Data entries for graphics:
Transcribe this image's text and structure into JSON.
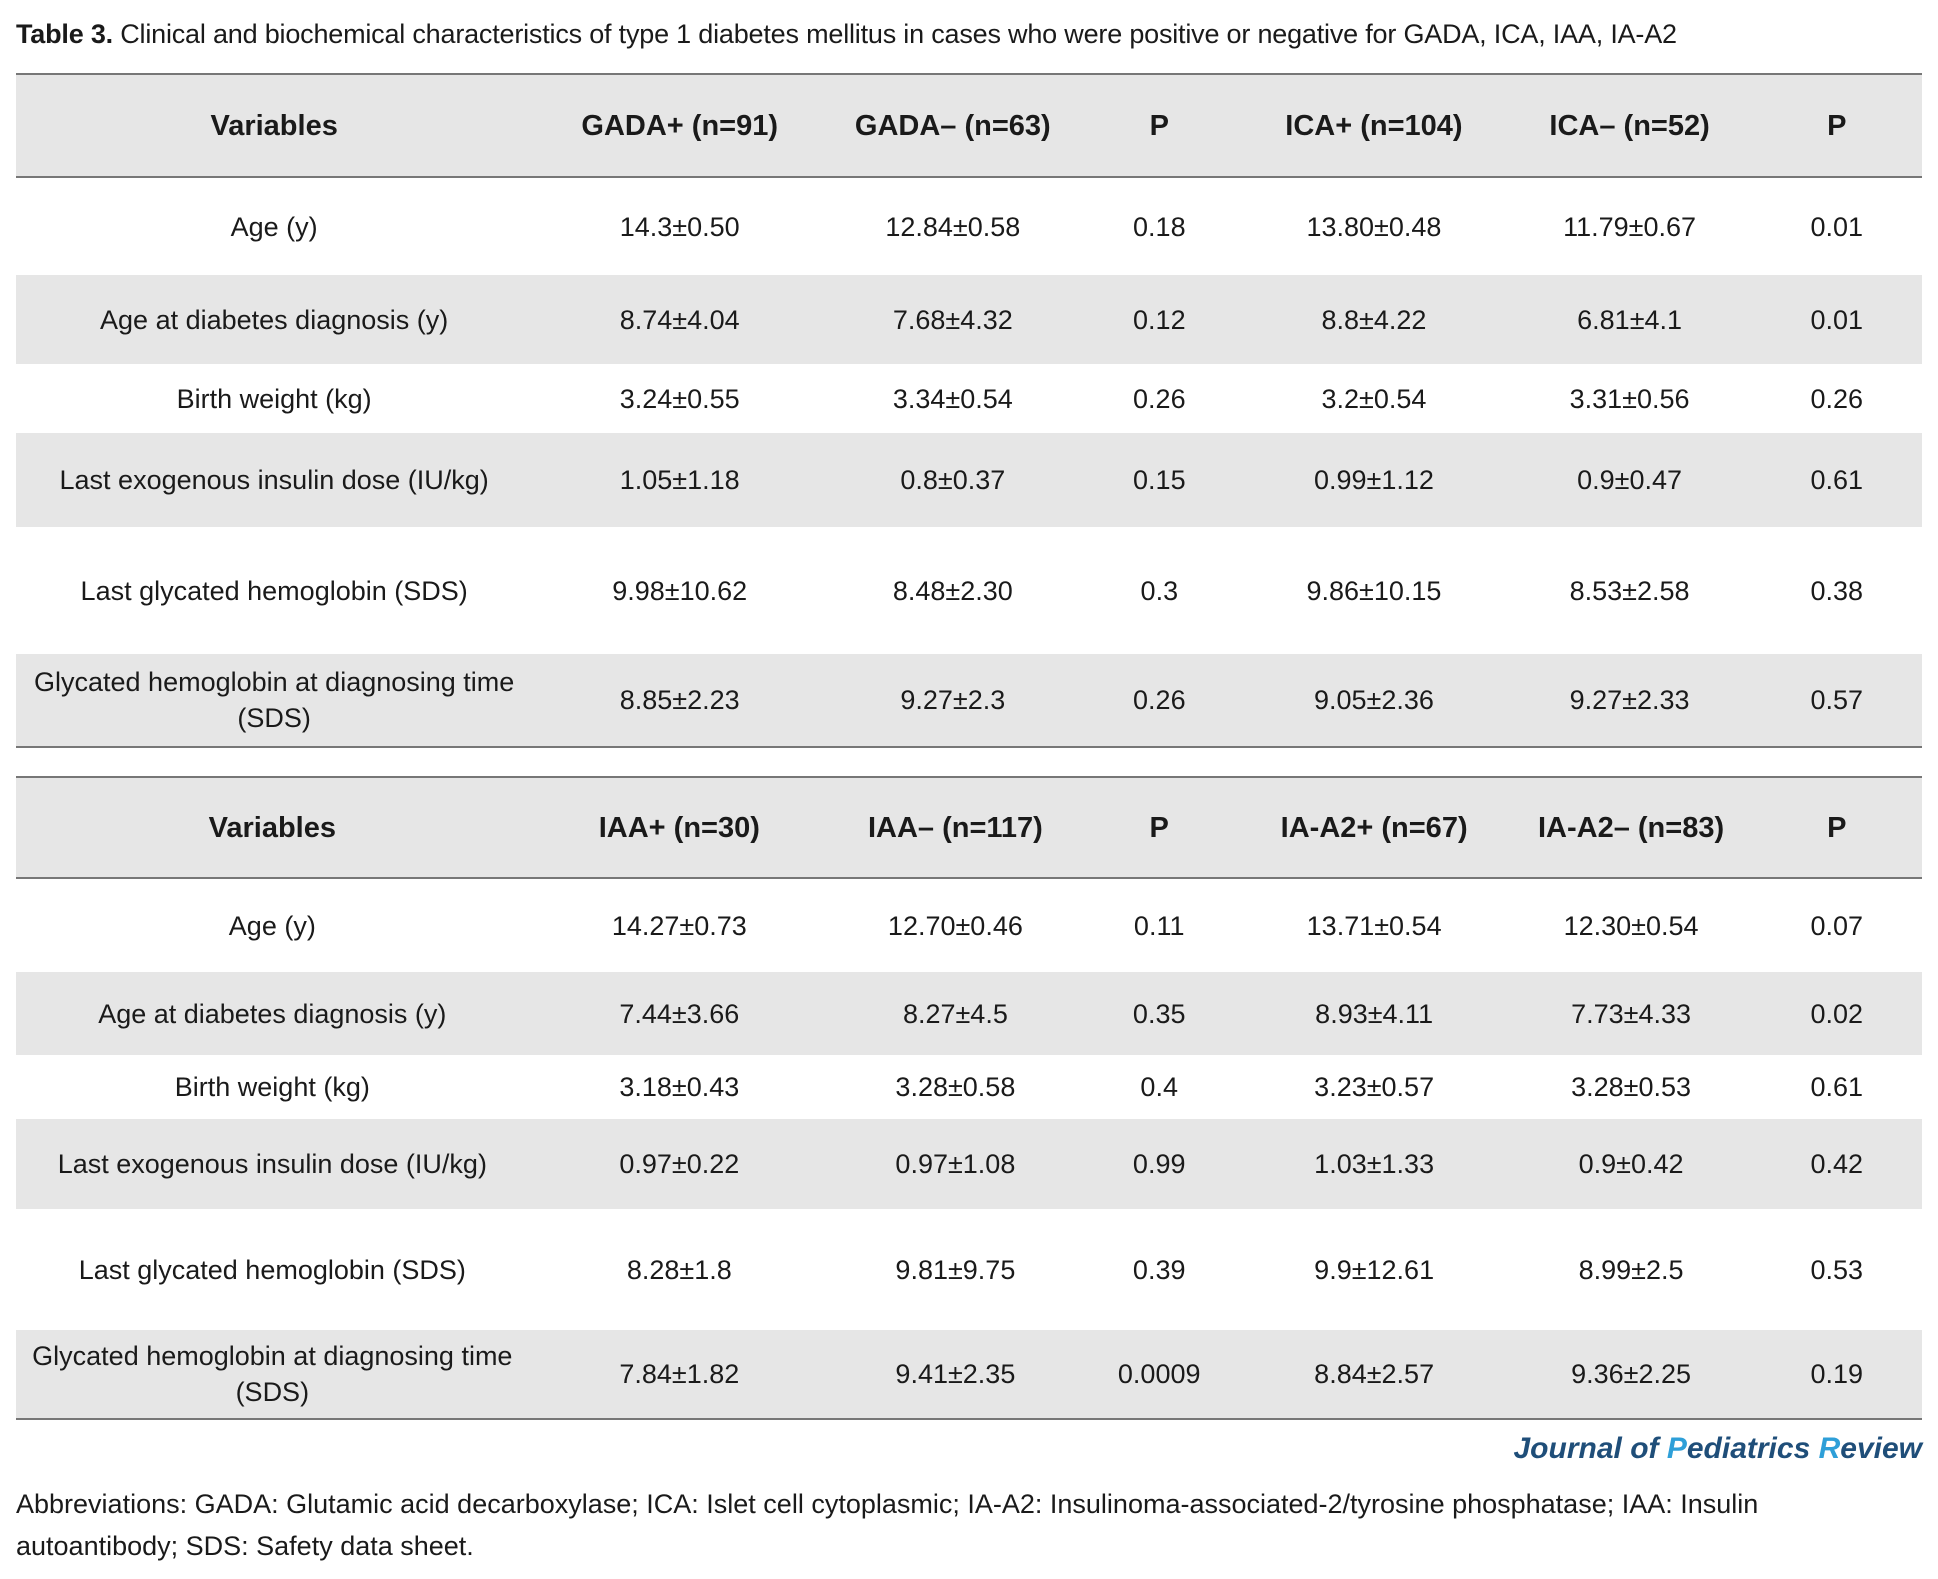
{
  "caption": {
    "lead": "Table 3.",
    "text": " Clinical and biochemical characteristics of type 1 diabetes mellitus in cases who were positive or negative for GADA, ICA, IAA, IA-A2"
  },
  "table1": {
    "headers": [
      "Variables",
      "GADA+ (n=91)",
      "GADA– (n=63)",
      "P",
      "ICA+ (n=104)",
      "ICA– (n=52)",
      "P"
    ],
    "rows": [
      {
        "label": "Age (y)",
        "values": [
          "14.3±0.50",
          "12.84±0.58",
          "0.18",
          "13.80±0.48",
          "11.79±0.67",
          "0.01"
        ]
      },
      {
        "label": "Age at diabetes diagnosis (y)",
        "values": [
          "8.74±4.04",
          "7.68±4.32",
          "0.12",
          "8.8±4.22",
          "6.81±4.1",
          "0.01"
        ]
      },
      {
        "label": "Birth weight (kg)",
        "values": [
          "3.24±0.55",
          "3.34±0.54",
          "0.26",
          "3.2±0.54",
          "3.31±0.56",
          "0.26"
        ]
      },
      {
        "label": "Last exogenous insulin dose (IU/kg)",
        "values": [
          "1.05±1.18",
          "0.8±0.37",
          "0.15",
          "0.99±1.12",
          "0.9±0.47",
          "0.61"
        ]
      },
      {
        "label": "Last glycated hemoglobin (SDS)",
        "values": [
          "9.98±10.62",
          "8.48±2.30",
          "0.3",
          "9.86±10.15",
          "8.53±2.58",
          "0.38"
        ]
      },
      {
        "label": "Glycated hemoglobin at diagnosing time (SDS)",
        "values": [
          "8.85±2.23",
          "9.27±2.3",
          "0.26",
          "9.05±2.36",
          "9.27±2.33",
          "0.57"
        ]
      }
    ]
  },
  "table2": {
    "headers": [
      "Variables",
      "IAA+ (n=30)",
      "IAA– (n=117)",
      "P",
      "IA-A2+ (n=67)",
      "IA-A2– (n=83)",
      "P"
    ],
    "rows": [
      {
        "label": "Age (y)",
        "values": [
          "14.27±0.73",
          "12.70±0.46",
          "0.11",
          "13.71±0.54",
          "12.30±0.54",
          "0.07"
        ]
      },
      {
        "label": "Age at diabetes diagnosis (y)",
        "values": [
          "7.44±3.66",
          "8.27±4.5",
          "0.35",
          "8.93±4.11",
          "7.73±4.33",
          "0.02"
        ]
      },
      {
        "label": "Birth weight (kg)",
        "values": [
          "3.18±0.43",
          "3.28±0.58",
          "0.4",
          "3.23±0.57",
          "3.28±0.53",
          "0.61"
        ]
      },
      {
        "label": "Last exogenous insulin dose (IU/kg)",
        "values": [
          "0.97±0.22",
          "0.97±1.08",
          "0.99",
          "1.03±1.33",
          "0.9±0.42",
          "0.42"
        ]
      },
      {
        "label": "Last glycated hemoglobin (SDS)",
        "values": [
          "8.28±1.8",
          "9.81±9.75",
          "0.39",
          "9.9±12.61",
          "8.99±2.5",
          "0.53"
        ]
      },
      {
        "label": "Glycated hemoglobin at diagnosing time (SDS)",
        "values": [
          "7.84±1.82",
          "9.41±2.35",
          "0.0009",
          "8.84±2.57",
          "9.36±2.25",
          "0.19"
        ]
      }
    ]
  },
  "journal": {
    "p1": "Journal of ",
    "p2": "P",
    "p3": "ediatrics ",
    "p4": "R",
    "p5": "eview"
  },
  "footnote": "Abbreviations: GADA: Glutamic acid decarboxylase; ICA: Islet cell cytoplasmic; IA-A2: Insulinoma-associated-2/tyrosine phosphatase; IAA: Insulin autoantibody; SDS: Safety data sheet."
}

**What to do:** The records above are to be repeated exactly, apart from their pictures.

**Solution to this exercise:**
Transcribe this image's text and structure into JSON.
{
  "caption": {
    "lead": "Table 3.",
    "text": " Clinical and biochemical characteristics of type 1 diabetes mellitus in cases who were positive or negative for GADA, ICA, IAA, IA-A2"
  },
  "table1": {
    "headers": [
      "Variables",
      "GADA+ (n=91)",
      "GADA– (n=63)",
      "P",
      "ICA+ (n=104)",
      "ICA– (n=52)",
      "P"
    ],
    "rows": [
      {
        "label": "Age (y)",
        "values": [
          "14.3±0.50",
          "12.84±0.58",
          "0.18",
          "13.80±0.48",
          "11.79±0.67",
          "0.01"
        ]
      },
      {
        "label": "Age at diabetes diagnosis (y)",
        "values": [
          "8.74±4.04",
          "7.68±4.32",
          "0.12",
          "8.8±4.22",
          "6.81±4.1",
          "0.01"
        ]
      },
      {
        "label": "Birth weight (kg)",
        "values": [
          "3.24±0.55",
          "3.34±0.54",
          "0.26",
          "3.2±0.54",
          "3.31±0.56",
          "0.26"
        ]
      },
      {
        "label": "Last exogenous insulin dose (IU/kg)",
        "values": [
          "1.05±1.18",
          "0.8±0.37",
          "0.15",
          "0.99±1.12",
          "0.9±0.47",
          "0.61"
        ]
      },
      {
        "label": "Last glycated hemoglobin (SDS)",
        "values": [
          "9.98±10.62",
          "8.48±2.30",
          "0.3",
          "9.86±10.15",
          "8.53±2.58",
          "0.38"
        ]
      },
      {
        "label": "Glycated hemoglobin at diagnosing time (SDS)",
        "values": [
          "8.85±2.23",
          "9.27±2.3",
          "0.26",
          "9.05±2.36",
          "9.27±2.33",
          "0.57"
        ]
      }
    ]
  },
  "table2": {
    "headers": [
      "Variables",
      "IAA+ (n=30)",
      "IAA– (n=117)",
      "P",
      "IA-A2+ (n=67)",
      "IA-A2– (n=83)",
      "P"
    ],
    "rows": [
      {
        "label": "Age (y)",
        "values": [
          "14.27±0.73",
          "12.70±0.46",
          "0.11",
          "13.71±0.54",
          "12.30±0.54",
          "0.07"
        ]
      },
      {
        "label": "Age at diabetes diagnosis (y)",
        "values": [
          "7.44±3.66",
          "8.27±4.5",
          "0.35",
          "8.93±4.11",
          "7.73±4.33",
          "0.02"
        ]
      },
      {
        "label": "Birth weight (kg)",
        "values": [
          "3.18±0.43",
          "3.28±0.58",
          "0.4",
          "3.23±0.57",
          "3.28±0.53",
          "0.61"
        ]
      },
      {
        "label": "Last exogenous insulin dose (IU/kg)",
        "values": [
          "0.97±0.22",
          "0.97±1.08",
          "0.99",
          "1.03±1.33",
          "0.9±0.42",
          "0.42"
        ]
      },
      {
        "label": "Last glycated hemoglobin (SDS)",
        "values": [
          "8.28±1.8",
          "9.81±9.75",
          "0.39",
          "9.9±12.61",
          "8.99±2.5",
          "0.53"
        ]
      },
      {
        "label": "Glycated hemoglobin at diagnosing time (SDS)",
        "values": [
          "7.84±1.82",
          "9.41±2.35",
          "0.0009",
          "8.84±2.57",
          "9.36±2.25",
          "0.19"
        ]
      }
    ]
  },
  "journal": {
    "p1": "Journal of ",
    "p2": "P",
    "p3": "ediatrics ",
    "p4": "R",
    "p5": "eview"
  },
  "footnote": "Abbreviations: GADA: Glutamic acid decarboxylase; ICA: Islet cell cytoplasmic; IA-A2: Insulinoma-associated-2/tyrosine phosphatase; IAA: Insulin autoantibody; SDS: Safety data sheet."
}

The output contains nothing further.